%%

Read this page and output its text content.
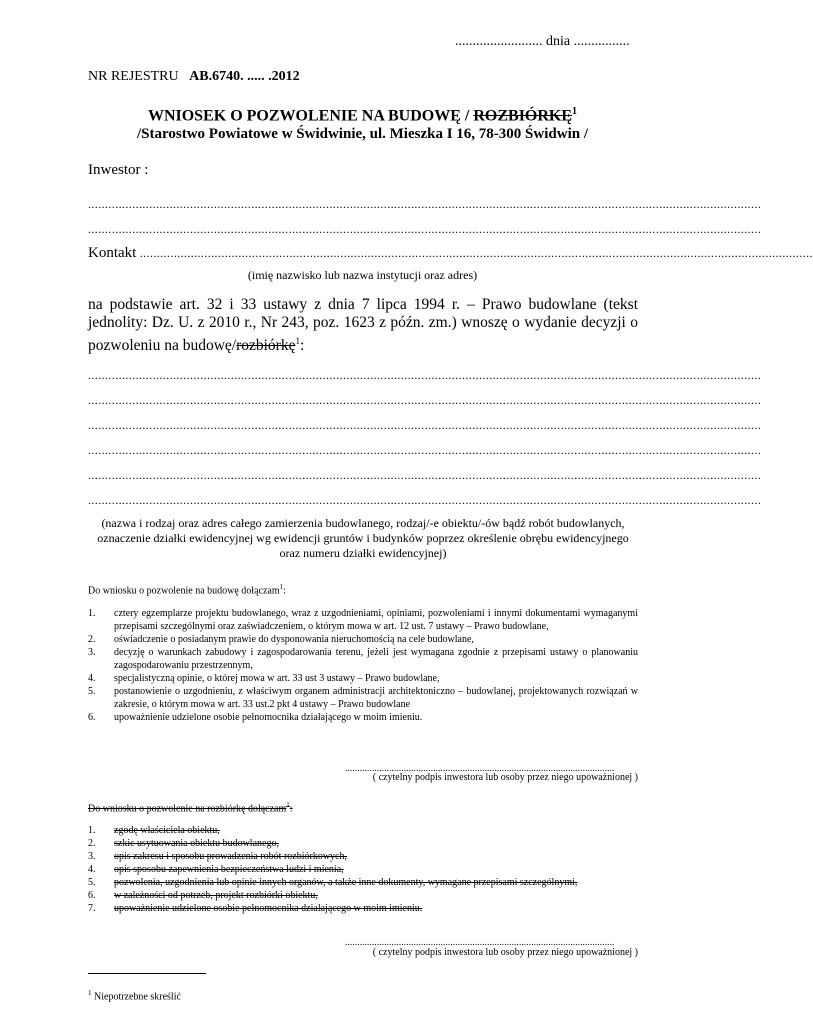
......................... dnia ................
NR REJESTRU AB.6740. ..... .2012
WNIOSEK O POZWOLENIE NA BUDOWĘ / ROZBIÓRKĘ$^1$
/Starostwo Powiatowe w Świdwinie, ul. Mieszka I 16, 78-300 Świdwin /
Inwestor :
......................................................................................................................................................................................................
......................................................................................................................................................................................................
Kontakt ......................................................................................................................................................................................................
(imię nazwisko lub nazwa instytucji oraz adres)
na podstawie art. 32 i 33 ustawy z dnia 7 lipca 1994 r. – Prawo budowlane (tekst jednolity: Dz. U. z 2010 r., Nr 243, poz. 1623 z późn. zm.) wnoszę o wydanie decyzji o pozwoleniu na budowę/rozbiórkę$^1$:
......................................................................................................................................................................................................
......................................................................................................................................................................................................
......................................................................................................................................................................................................
......................................................................................................................................................................................................
......................................................................................................................................................................................................
......................................................................................................................................................................................................
(nazwa i rodzaj oraz adres całego zamierzenia budowlanego, rodzaj/-e obiektu/-ów bądź robót budowlanych, oznaczenie działki ewidencyjnej wg ewidencji gruntów i budynków poprzez określenie obrębu ewidencyjnego oraz numeru działki ewidencyjnej)
Do wniosku o pozwolenie na budowę dołączam$^1$:
1. cztery egzemplarze projektu budowlanego, wraz z uzgodnieniami, opiniami, pozwoleniami i innymi dokumentami wymaganymi przepisami szczególnymi oraz zaświadczeniem, o którym mowa w art. 12 ust. 7 ustawy – Prawo budowlane,
2. oświadczenie o posiadanym prawie do dysponowania nieruchomością na cele budowlane,
3. decyzję o warunkach zabudowy i zagospodarowania terenu, jeżeli jest wymagana zgodnie z przepisami ustawy o planowaniu zagospodarowaniu przestrzennym,
4. specjalistyczną opinie, o której mowa w art. 33 ust 3 ustawy – Prawo budowlane,
5. postanowienie o uzgodnieniu, z właściwym organem administracji architektoniczno – budowlanej, projektowanych rozwiązań w zakresie, o którym mowa w art. 33 ust.2 pkt 4 ustawy – Prawo budowlane
6. upoważnienie udzielone osobie pełnomocnika działającego w moim imieniu.
..............................................................................................................
( czytelny podpis inwestora lub osoby przez niego upoważnionej )
Do wniosku o pozwolenie na rozbiórkę dołączam$^1$:
1. zgodę właściciela obiektu,
2. szkic usytuowania obiektu budowlanego,
3. opis zakresu i sposobu prowadzenia robót rozbiórkowych,
4. opis sposobu zapewnienia bezpieczeństwa ludzi i mienia,
5. pozwolenia, uzgodnienia lub opinie innych organów, a także inne dokumenty, wymagane przepisami szczególnymi,
6. w zależności od potrzeb, projekt rozbiórki obiektu,
7. upoważnienie udzielone osobie pełnomocnika działającego w moim imieniu.
..............................................................................................................
( czytelny podpis inwestora lub osoby przez niego upoważnionej )
$^1$ Niepotrzebne skreślić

%%

Determine the count of lines in the data above with the string "opinie" in them, and give that count alone.

2